- **EXERCISE OBJECTIVE**:
Transcribe the material word for word, but without the images.

⟨

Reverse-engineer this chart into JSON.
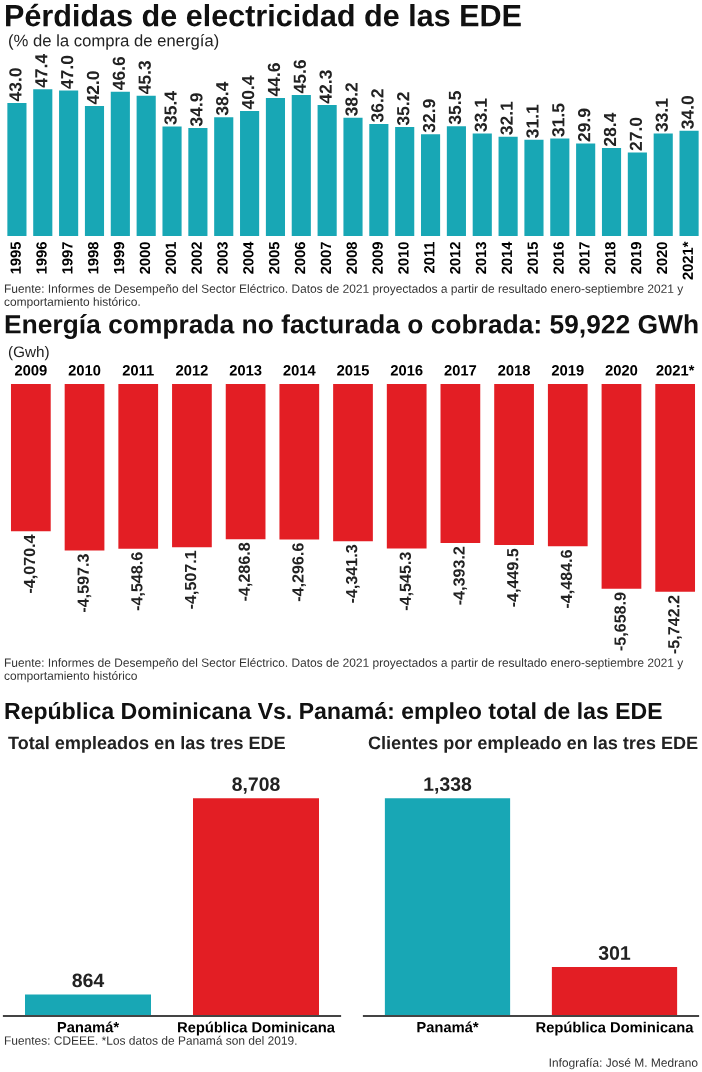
{
  "chart_data": [
    {
      "type": "bar",
      "title": "Pérdidas de electricidad de las EDE",
      "subtitle": "(% de la compra de energía)",
      "categories": [
        "1995",
        "1996",
        "1997",
        "1998",
        "1999",
        "2000",
        "2001",
        "2002",
        "2003",
        "2004",
        "2005",
        "2006",
        "2007",
        "2008",
        "2009",
        "2010",
        "2011",
        "2012",
        "2013",
        "2014",
        "2015",
        "2016",
        "2017",
        "2018",
        "2019",
        "2020",
        "2021*"
      ],
      "values": [
        43.0,
        47.4,
        47.0,
        42.0,
        46.6,
        45.3,
        35.4,
        34.9,
        38.4,
        40.4,
        44.6,
        45.6,
        42.3,
        38.2,
        36.2,
        35.2,
        32.9,
        35.5,
        33.1,
        32.1,
        31.1,
        31.5,
        29.9,
        28.4,
        27.0,
        33.1,
        34.0
      ],
      "value_labels": [
        "43.0",
        "47.4",
        "47.0",
        "42.0",
        "46.6",
        "45.3",
        "35.4",
        "34.9",
        "38.4",
        "40.4",
        "44.6",
        "45.6",
        "42.3",
        "38.2",
        "36.2",
        "35.2",
        "32.9",
        "35.5",
        "33.1",
        "32.1",
        "31.1",
        "31.5",
        "29.9",
        "28.4",
        "27.0",
        "33.1",
        "34.0"
      ],
      "color": "#18a7b5",
      "grid": false,
      "legend": false,
      "annotations": [
        "Fuente: Informes de Desempeño del Sector Eléctrico. Datos de 2021 proyectados a partir de resultado enero-septiembre 2021 y comportamiento histórico."
      ]
    },
    {
      "type": "bar",
      "title": "Energía comprada no facturada o cobrada: 59,922 GWh",
      "subtitle": "(Gwh)",
      "categories": [
        "2009",
        "2010",
        "2011",
        "2012",
        "2013",
        "2014",
        "2015",
        "2016",
        "2017",
        "2018",
        "2019",
        "2020",
        "2021*"
      ],
      "values": [
        -4070.4,
        -4597.3,
        -4548.6,
        -4507.1,
        -4286.8,
        -4296.6,
        -4341.3,
        -4545.3,
        -4393.2,
        -4449.5,
        -4484.6,
        -5658.9,
        -5742.2
      ],
      "value_labels": [
        "-4,070.4",
        "-4,597.3",
        "-4,548.6",
        "-4,507.1",
        "-4,286.8",
        "-4,296.6",
        "-4,341.3",
        "-4,545.3",
        "-4,393.2",
        "-4,449.5",
        "-4,484.6",
        "-5,658.9",
        "-5,742.2"
      ],
      "color": "#e31e24",
      "grid": false,
      "legend": false,
      "annotations": [
        "Fuente: Informes de Desempeño del Sector Eléctrico. Datos de 2021 proyectados a partir de resultado enero-septiembre 2021 y comportamiento histórico"
      ]
    },
    {
      "type": "bar",
      "title": "República Dominicana Vs. Panamá: empleo total de las EDE",
      "subtitle": "Total empleados en las tres EDE",
      "categories": [
        "Panamá*",
        "República Dominicana"
      ],
      "values": [
        864,
        8708
      ],
      "value_labels": [
        "864",
        "8,708"
      ],
      "colors": [
        "#18a7b5",
        "#e31e24"
      ],
      "grid": false,
      "legend": false,
      "annotations": [
        "Fuentes: CDEEE. *Los datos de Panamá son del 2019."
      ]
    },
    {
      "type": "bar",
      "subtitle": "Clientes por empleado en las tres EDE",
      "categories": [
        "Panamá*",
        "República Dominicana"
      ],
      "values": [
        1338,
        301
      ],
      "value_labels": [
        "1,338",
        "301"
      ],
      "colors": [
        "#18a7b5",
        "#e31e24"
      ],
      "grid": false,
      "legend": false,
      "annotations": [
        "Infografía: José M. Medrano"
      ]
    }
  ]
}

⟩

- **ANSWER TO THE PROBLEM**:
Reverse-engineer this chart into JSON.
{
  "chart_data": [
    {
      "type": "bar",
      "title": "Pérdidas de electricidad de las EDE",
      "subtitle": "(% de la compra de energía)",
      "categories": [
        "1995",
        "1996",
        "1997",
        "1998",
        "1999",
        "2000",
        "2001",
        "2002",
        "2003",
        "2004",
        "2005",
        "2006",
        "2007",
        "2008",
        "2009",
        "2010",
        "2011",
        "2012",
        "2013",
        "2014",
        "2015",
        "2016",
        "2017",
        "2018",
        "2019",
        "2020",
        "2021*"
      ],
      "values": [
        43.0,
        47.4,
        47.0,
        42.0,
        46.6,
        45.3,
        35.4,
        34.9,
        38.4,
        40.4,
        44.6,
        45.6,
        42.3,
        38.2,
        36.2,
        35.2,
        32.9,
        35.5,
        33.1,
        32.1,
        31.1,
        31.5,
        29.9,
        28.4,
        27.0,
        33.1,
        34.0
      ],
      "value_labels": [
        "43.0",
        "47.4",
        "47.0",
        "42.0",
        "46.6",
        "45.3",
        "35.4",
        "34.9",
        "38.4",
        "40.4",
        "44.6",
        "45.6",
        "42.3",
        "38.2",
        "36.2",
        "35.2",
        "32.9",
        "35.5",
        "33.1",
        "32.1",
        "31.1",
        "31.5",
        "29.9",
        "28.4",
        "27.0",
        "33.1",
        "34.0"
      ],
      "color": "#18a7b5",
      "grid": false,
      "legend": false,
      "annotations": [
        "Fuente: Informes de Desempeño del Sector Eléctrico. Datos de 2021 proyectados a partir de resultado enero-septiembre 2021 y comportamiento histórico."
      ]
    },
    {
      "type": "bar",
      "title": "Energía comprada no facturada o cobrada: 59,922 GWh",
      "subtitle": "(Gwh)",
      "categories": [
        "2009",
        "2010",
        "2011",
        "2012",
        "2013",
        "2014",
        "2015",
        "2016",
        "2017",
        "2018",
        "2019",
        "2020",
        "2021*"
      ],
      "values": [
        -4070.4,
        -4597.3,
        -4548.6,
        -4507.1,
        -4286.8,
        -4296.6,
        -4341.3,
        -4545.3,
        -4393.2,
        -4449.5,
        -4484.6,
        -5658.9,
        -5742.2
      ],
      "value_labels": [
        "-4,070.4",
        "-4,597.3",
        "-4,548.6",
        "-4,507.1",
        "-4,286.8",
        "-4,296.6",
        "-4,341.3",
        "-4,545.3",
        "-4,393.2",
        "-4,449.5",
        "-4,484.6",
        "-5,658.9",
        "-5,742.2"
      ],
      "color": "#e31e24",
      "grid": false,
      "legend": false,
      "annotations": [
        "Fuente: Informes de Desempeño del Sector Eléctrico. Datos de 2021 proyectados a partir de resultado enero-septiembre 2021 y comportamiento histórico"
      ]
    },
    {
      "type": "bar",
      "title": "República Dominicana Vs. Panamá: empleo total de las EDE",
      "subtitle": "Total empleados en las tres EDE",
      "categories": [
        "Panamá*",
        "República Dominicana"
      ],
      "values": [
        864,
        8708
      ],
      "value_labels": [
        "864",
        "8,708"
      ],
      "colors": [
        "#18a7b5",
        "#e31e24"
      ],
      "grid": false,
      "legend": false,
      "annotations": [
        "Fuentes: CDEEE. *Los datos de Panamá son del 2019."
      ]
    },
    {
      "type": "bar",
      "subtitle": "Clientes por empleado en las tres EDE",
      "categories": [
        "Panamá*",
        "República Dominicana"
      ],
      "values": [
        1338,
        301
      ],
      "value_labels": [
        "1,338",
        "301"
      ],
      "colors": [
        "#18a7b5",
        "#e31e24"
      ],
      "grid": false,
      "legend": false,
      "annotations": [
        "Infografía: José M. Medrano"
      ]
    }
  ]
}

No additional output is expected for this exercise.